**Written instruction:**
Keep the pictures out of the copy and print all the entries below exactly.

**Records supplied:**
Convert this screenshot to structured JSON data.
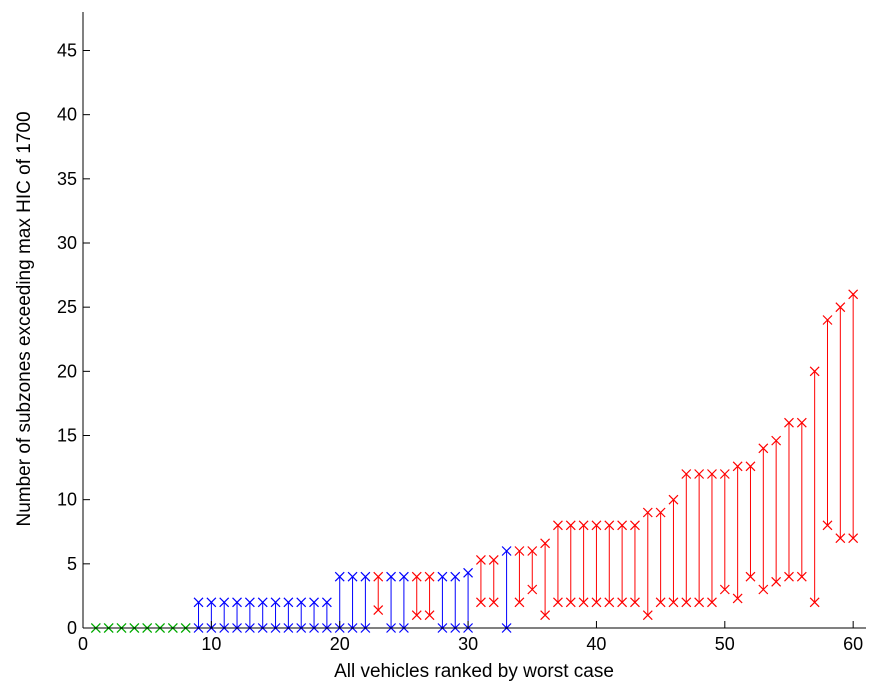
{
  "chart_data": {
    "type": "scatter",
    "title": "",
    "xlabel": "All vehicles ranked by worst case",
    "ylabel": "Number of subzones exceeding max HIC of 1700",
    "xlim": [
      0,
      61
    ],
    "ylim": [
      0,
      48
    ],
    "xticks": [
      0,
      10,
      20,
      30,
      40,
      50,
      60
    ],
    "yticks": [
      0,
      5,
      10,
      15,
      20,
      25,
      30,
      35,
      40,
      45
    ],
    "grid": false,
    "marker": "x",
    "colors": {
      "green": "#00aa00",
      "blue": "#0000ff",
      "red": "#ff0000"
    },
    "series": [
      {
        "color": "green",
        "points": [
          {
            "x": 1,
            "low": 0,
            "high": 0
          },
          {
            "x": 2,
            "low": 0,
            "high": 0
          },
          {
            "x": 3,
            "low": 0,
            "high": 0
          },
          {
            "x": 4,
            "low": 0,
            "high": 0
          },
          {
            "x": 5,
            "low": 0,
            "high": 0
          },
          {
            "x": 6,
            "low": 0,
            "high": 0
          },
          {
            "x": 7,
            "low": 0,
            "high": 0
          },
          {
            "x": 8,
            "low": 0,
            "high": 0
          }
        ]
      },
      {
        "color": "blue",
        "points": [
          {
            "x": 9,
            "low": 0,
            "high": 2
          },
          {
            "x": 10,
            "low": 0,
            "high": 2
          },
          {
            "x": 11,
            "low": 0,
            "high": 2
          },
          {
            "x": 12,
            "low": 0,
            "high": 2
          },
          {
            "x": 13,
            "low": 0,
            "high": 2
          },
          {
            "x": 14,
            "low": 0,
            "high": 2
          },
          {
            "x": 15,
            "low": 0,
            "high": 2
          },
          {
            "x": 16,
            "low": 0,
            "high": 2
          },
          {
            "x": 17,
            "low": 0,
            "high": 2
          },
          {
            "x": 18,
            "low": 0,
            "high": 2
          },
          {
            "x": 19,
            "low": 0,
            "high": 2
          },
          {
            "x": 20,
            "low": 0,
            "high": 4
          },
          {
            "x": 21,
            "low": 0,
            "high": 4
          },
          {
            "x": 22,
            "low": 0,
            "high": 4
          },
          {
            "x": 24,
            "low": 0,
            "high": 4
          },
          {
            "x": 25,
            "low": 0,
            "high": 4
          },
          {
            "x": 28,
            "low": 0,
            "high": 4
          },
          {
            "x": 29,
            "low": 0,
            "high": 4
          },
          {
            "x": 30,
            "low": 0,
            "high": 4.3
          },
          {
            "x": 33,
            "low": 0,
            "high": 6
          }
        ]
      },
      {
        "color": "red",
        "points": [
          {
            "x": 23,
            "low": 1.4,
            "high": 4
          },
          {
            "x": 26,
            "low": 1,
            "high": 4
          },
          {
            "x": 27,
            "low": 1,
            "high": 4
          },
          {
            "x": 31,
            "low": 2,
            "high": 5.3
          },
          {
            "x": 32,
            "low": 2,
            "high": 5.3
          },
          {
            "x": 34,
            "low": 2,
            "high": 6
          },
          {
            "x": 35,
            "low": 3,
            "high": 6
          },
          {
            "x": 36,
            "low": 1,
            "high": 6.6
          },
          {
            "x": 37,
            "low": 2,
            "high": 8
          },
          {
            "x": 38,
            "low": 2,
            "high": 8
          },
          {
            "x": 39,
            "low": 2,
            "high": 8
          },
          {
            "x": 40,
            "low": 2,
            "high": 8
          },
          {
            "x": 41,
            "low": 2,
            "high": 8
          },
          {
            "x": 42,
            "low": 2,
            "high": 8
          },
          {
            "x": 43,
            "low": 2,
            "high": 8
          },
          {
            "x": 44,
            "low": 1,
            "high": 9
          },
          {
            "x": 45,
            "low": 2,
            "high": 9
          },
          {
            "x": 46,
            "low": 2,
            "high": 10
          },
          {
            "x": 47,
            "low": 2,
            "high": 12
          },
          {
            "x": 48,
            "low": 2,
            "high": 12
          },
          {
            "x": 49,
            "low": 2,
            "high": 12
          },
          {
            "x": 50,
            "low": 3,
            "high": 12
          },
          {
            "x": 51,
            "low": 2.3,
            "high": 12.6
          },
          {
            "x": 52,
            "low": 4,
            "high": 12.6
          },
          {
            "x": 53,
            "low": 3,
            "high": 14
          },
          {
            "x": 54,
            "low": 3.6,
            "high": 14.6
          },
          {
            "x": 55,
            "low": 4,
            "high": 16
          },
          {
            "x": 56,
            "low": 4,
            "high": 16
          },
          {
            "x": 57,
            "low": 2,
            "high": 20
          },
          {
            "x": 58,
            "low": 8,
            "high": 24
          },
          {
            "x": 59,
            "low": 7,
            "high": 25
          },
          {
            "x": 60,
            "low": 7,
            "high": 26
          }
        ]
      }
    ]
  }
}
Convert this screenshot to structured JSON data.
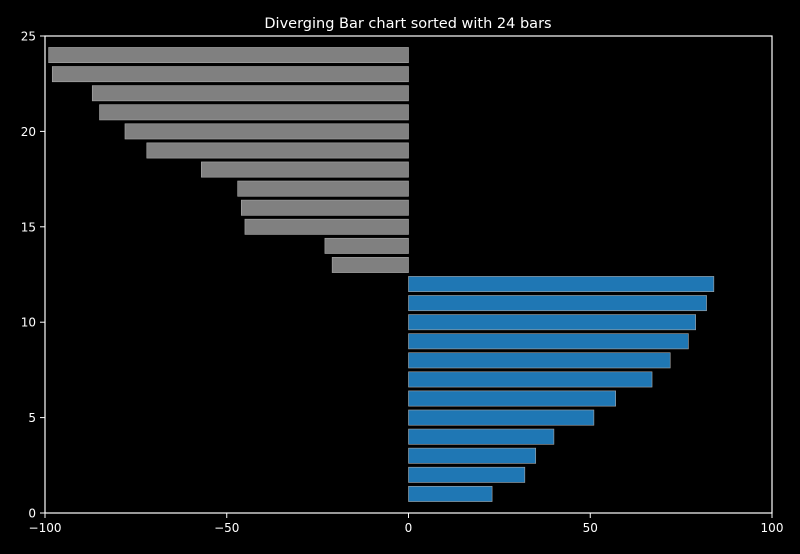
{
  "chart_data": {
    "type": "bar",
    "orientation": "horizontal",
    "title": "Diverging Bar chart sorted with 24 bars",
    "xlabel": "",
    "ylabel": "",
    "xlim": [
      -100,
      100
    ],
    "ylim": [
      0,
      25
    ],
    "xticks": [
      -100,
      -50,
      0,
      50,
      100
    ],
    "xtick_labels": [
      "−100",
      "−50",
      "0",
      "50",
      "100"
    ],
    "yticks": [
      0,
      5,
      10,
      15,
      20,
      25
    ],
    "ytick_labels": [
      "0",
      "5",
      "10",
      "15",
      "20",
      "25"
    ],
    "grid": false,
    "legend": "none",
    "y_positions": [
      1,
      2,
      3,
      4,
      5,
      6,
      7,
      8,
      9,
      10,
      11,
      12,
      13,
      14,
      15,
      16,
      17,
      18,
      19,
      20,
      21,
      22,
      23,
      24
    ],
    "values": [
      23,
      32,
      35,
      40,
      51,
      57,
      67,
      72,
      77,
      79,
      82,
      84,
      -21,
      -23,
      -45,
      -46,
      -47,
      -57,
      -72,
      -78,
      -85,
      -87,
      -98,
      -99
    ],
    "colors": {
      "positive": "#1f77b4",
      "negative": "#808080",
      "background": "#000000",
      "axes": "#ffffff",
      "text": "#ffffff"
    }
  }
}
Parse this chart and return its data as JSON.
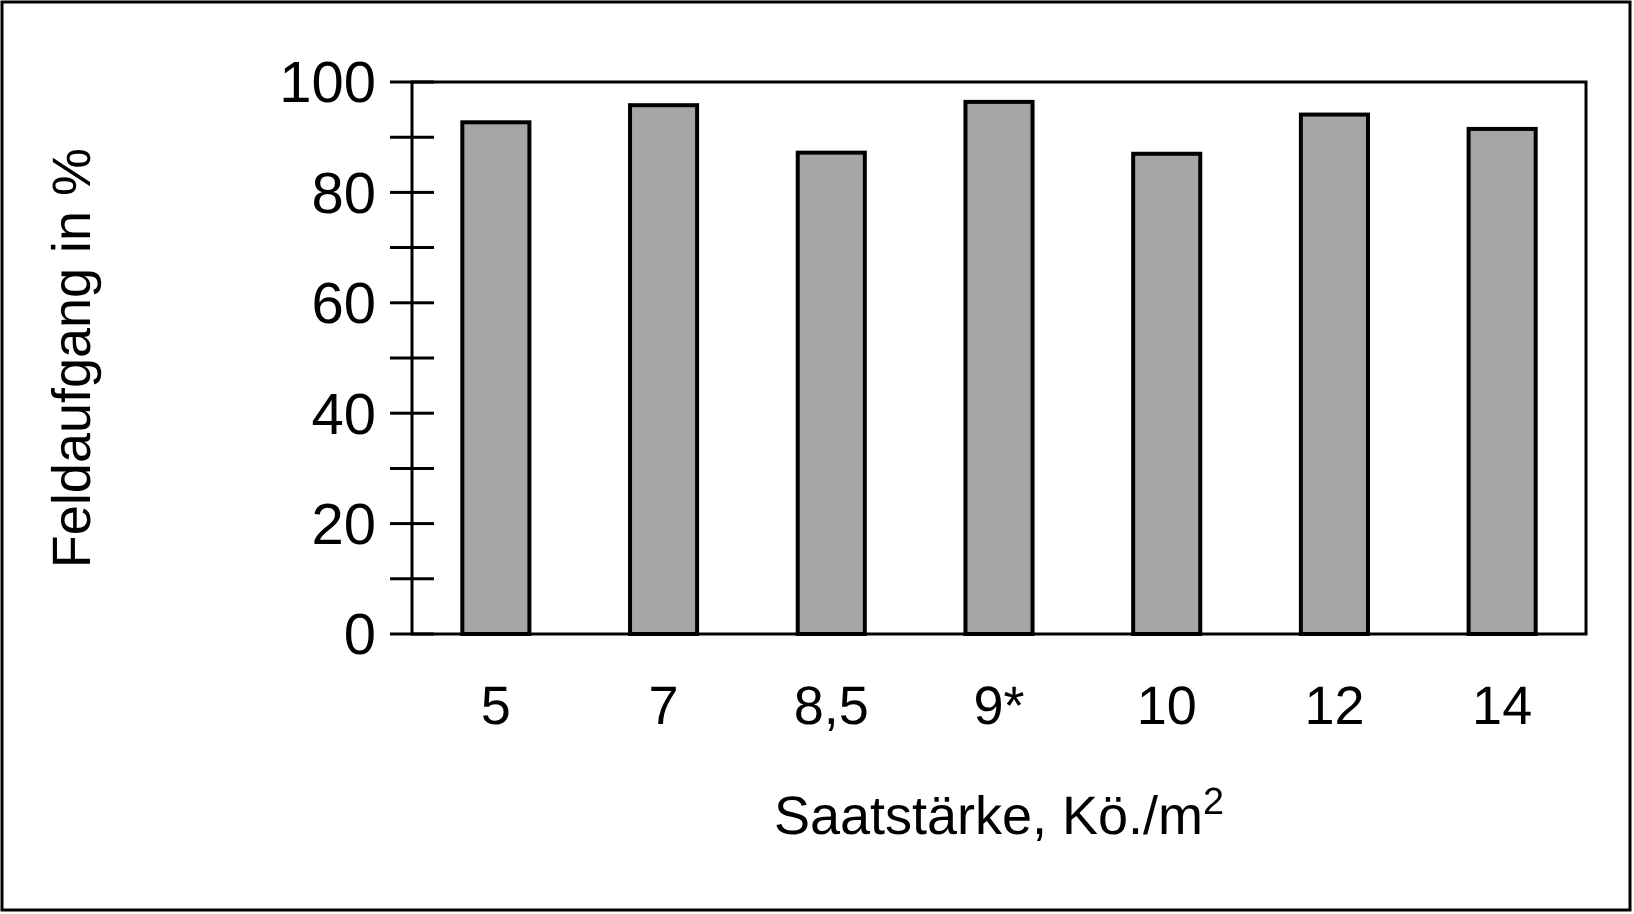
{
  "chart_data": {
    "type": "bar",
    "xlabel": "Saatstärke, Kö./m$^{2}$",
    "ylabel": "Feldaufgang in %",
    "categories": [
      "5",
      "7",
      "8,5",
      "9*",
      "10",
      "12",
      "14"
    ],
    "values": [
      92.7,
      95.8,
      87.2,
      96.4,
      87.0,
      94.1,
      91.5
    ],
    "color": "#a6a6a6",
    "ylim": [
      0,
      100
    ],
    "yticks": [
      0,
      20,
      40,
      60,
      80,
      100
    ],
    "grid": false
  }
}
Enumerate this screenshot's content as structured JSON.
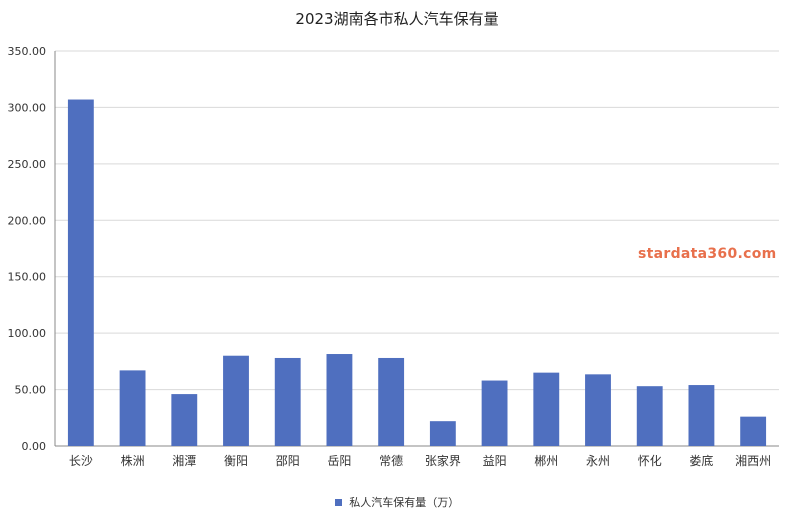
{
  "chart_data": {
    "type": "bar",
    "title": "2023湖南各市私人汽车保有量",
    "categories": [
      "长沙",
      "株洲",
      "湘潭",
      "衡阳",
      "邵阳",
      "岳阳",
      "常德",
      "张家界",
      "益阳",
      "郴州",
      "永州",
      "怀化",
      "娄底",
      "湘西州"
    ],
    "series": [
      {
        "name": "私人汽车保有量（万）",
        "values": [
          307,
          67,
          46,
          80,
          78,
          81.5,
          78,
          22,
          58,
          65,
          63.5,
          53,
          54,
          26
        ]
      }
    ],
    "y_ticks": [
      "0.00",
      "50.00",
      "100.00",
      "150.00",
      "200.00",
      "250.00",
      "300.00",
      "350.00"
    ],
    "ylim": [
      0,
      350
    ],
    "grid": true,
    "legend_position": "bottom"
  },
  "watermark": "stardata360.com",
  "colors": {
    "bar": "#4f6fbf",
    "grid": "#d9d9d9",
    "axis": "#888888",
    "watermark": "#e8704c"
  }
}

**Exercise result:**
Convert this screenshot to structured JSON data.
{
  "chart_data": {
    "type": "scatter",
    "title": "",
    "xlabel": "All vehicles ranked by worst case",
    "ylabel": "Number of subzones exceeding max HIC of 1700",
    "xlim": [
      0,
      61
    ],
    "ylim": [
      0,
      48
    ],
    "xticks": [
      0,
      10,
      20,
      30,
      40,
      50,
      60
    ],
    "yticks": [
      0,
      5,
      10,
      15,
      20,
      25,
      30,
      35,
      40,
      45
    ],
    "grid": false,
    "marker": "x",
    "colors": {
      "green": "#00aa00",
      "blue": "#0000ff",
      "red": "#ff0000"
    },
    "series": [
      {
        "color": "green",
        "points": [
          {
            "x": 1,
            "low": 0,
            "high": 0
          },
          {
            "x": 2,
            "low": 0,
            "high": 0
          },
          {
            "x": 3,
            "low": 0,
            "high": 0
          },
          {
            "x": 4,
            "low": 0,
            "high": 0
          },
          {
            "x": 5,
            "low": 0,
            "high": 0
          },
          {
            "x": 6,
            "low": 0,
            "high": 0
          },
          {
            "x": 7,
            "low": 0,
            "high": 0
          },
          {
            "x": 8,
            "low": 0,
            "high": 0
          }
        ]
      },
      {
        "color": "blue",
        "points": [
          {
            "x": 9,
            "low": 0,
            "high": 2
          },
          {
            "x": 10,
            "low": 0,
            "high": 2
          },
          {
            "x": 11,
            "low": 0,
            "high": 2
          },
          {
            "x": 12,
            "low": 0,
            "high": 2
          },
          {
            "x": 13,
            "low": 0,
            "high": 2
          },
          {
            "x": 14,
            "low": 0,
            "high": 2
          },
          {
            "x": 15,
            "low": 0,
            "high": 2
          },
          {
            "x": 16,
            "low": 0,
            "high": 2
          },
          {
            "x": 17,
            "low": 0,
            "high": 2
          },
          {
            "x": 18,
            "low": 0,
            "high": 2
          },
          {
            "x": 19,
            "low": 0,
            "high": 2
          },
          {
            "x": 20,
            "low": 0,
            "high": 4
          },
          {
            "x": 21,
            "low": 0,
            "high": 4
          },
          {
            "x": 22,
            "low": 0,
            "high": 4
          },
          {
            "x": 24,
            "low": 0,
            "high": 4
          },
          {
            "x": 25,
            "low": 0,
            "high": 4
          },
          {
            "x": 28,
            "low": 0,
            "high": 4
          },
          {
            "x": 29,
            "low": 0,
            "high": 4
          },
          {
            "x": 30,
            "low": 0,
            "high": 4.3
          },
          {
            "x": 33,
            "low": 0,
            "high": 6
          }
        ]
      },
      {
        "color": "red",
        "points": [
          {
            "x": 23,
            "low": 1.4,
            "high": 4
          },
          {
            "x": 26,
            "low": 1,
            "high": 4
          },
          {
            "x": 27,
            "low": 1,
            "high": 4
          },
          {
            "x": 31,
            "low": 2,
            "high": 5.3
          },
          {
            "x": 32,
            "low": 2,
            "high": 5.3
          },
          {
            "x": 34,
            "low": 2,
            "high": 6
          },
          {
            "x": 35,
            "low": 3,
            "high": 6
          },
          {
            "x": 36,
            "low": 1,
            "high": 6.6
          },
          {
            "x": 37,
            "low": 2,
            "high": 8
          },
          {
            "x": 38,
            "low": 2,
            "high": 8
          },
          {
            "x": 39,
            "low": 2,
            "high": 8
          },
          {
            "x": 40,
            "low": 2,
            "high": 8
          },
          {
            "x": 41,
            "low": 2,
            "high": 8
          },
          {
            "x": 42,
            "low": 2,
            "high": 8
          },
          {
            "x": 43,
            "low": 2,
            "high": 8
          },
          {
            "x": 44,
            "low": 1,
            "high": 9
          },
          {
            "x": 45,
            "low": 2,
            "high": 9
          },
          {
            "x": 46,
            "low": 2,
            "high": 10
          },
          {
            "x": 47,
            "low": 2,
            "high": 12
          },
          {
            "x": 48,
            "low": 2,
            "high": 12
          },
          {
            "x": 49,
            "low": 2,
            "high": 12
          },
          {
            "x": 50,
            "low": 3,
            "high": 12
          },
          {
            "x": 51,
            "low": 2.3,
            "high": 12.6
          },
          {
            "x": 52,
            "low": 4,
            "high": 12.6
          },
          {
            "x": 53,
            "low": 3,
            "high": 14
          },
          {
            "x": 54,
            "low": 3.6,
            "high": 14.6
          },
          {
            "x": 55,
            "low": 4,
            "high": 16
          },
          {
            "x": 56,
            "low": 4,
            "high": 16
          },
          {
            "x": 57,
            "low": 2,
            "high": 20
          },
          {
            "x": 58,
            "low": 8,
            "high": 24
          },
          {
            "x": 59,
            "low": 7,
            "high": 25
          },
          {
            "x": 60,
            "low": 7,
            "high": 26
          }
        ]
      }
    ]
  }
}
Convert this screenshot to structured JSON data.
{
  "chart_data": {
    "type": "bar",
    "orientation": "horizontal",
    "title": "Diverging Bar chart sorted with 24 bars",
    "xlabel": "",
    "ylabel": "",
    "xlim": [
      -100,
      100
    ],
    "ylim": [
      0,
      25
    ],
    "xticks": [
      -100,
      -50,
      0,
      50,
      100
    ],
    "xtick_labels": [
      "−100",
      "−50",
      "0",
      "50",
      "100"
    ],
    "yticks": [
      0,
      5,
      10,
      15,
      20,
      25
    ],
    "ytick_labels": [
      "0",
      "5",
      "10",
      "15",
      "20",
      "25"
    ],
    "grid": false,
    "legend": "none",
    "y_positions": [
      1,
      2,
      3,
      4,
      5,
      6,
      7,
      8,
      9,
      10,
      11,
      12,
      13,
      14,
      15,
      16,
      17,
      18,
      19,
      20,
      21,
      22,
      23,
      24
    ],
    "values": [
      23,
      32,
      35,
      40,
      51,
      57,
      67,
      72,
      77,
      79,
      82,
      84,
      -21,
      -23,
      -45,
      -46,
      -47,
      -57,
      -72,
      -78,
      -85,
      -87,
      -98,
      -99
    ],
    "colors": {
      "positive": "#1f77b4",
      "negative": "#808080",
      "background": "#000000",
      "axes": "#ffffff",
      "text": "#ffffff"
    }
  }
}
Parse this chart and return its data as JSON.
{
  "chart_data": {
    "type": "bar",
    "xlabel": "Saatstärke, Kö./m$^{2}$",
    "ylabel": "Feldaufgang in %",
    "categories": [
      "5",
      "7",
      "8,5",
      "9*",
      "10",
      "12",
      "14"
    ],
    "values": [
      92.7,
      95.8,
      87.2,
      96.4,
      87.0,
      94.1,
      91.5
    ],
    "color": "#a6a6a6",
    "ylim": [
      0,
      100
    ],
    "yticks": [
      0,
      20,
      40,
      60,
      80,
      100
    ],
    "grid": false
  }
}
Enumerate this screenshot's content as structured JSON.
{
  "chart_data": {
    "type": "bar",
    "title": "2023湖南各市私人汽车保有量",
    "categories": [
      "长沙",
      "株洲",
      "湘潭",
      "衡阳",
      "邵阳",
      "岳阳",
      "常德",
      "张家界",
      "益阳",
      "郴州",
      "永州",
      "怀化",
      "娄底",
      "湘西州"
    ],
    "series": [
      {
        "name": "私人汽车保有量（万）",
        "values": [
          307,
          67,
          46,
          80,
          78,
          81.5,
          78,
          22,
          58,
          65,
          63.5,
          53,
          54,
          26
        ]
      }
    ],
    "y_ticks": [
      "0.00",
      "50.00",
      "100.00",
      "150.00",
      "200.00",
      "250.00",
      "300.00",
      "350.00"
    ],
    "ylim": [
      0,
      350
    ],
    "grid": true,
    "legend_position": "bottom"
  },
  "watermark": "stardata360.com",
  "colors": {
    "bar": "#4f6fbf",
    "grid": "#d9d9d9",
    "axis": "#888888",
    "watermark": "#e8704c"
  }
}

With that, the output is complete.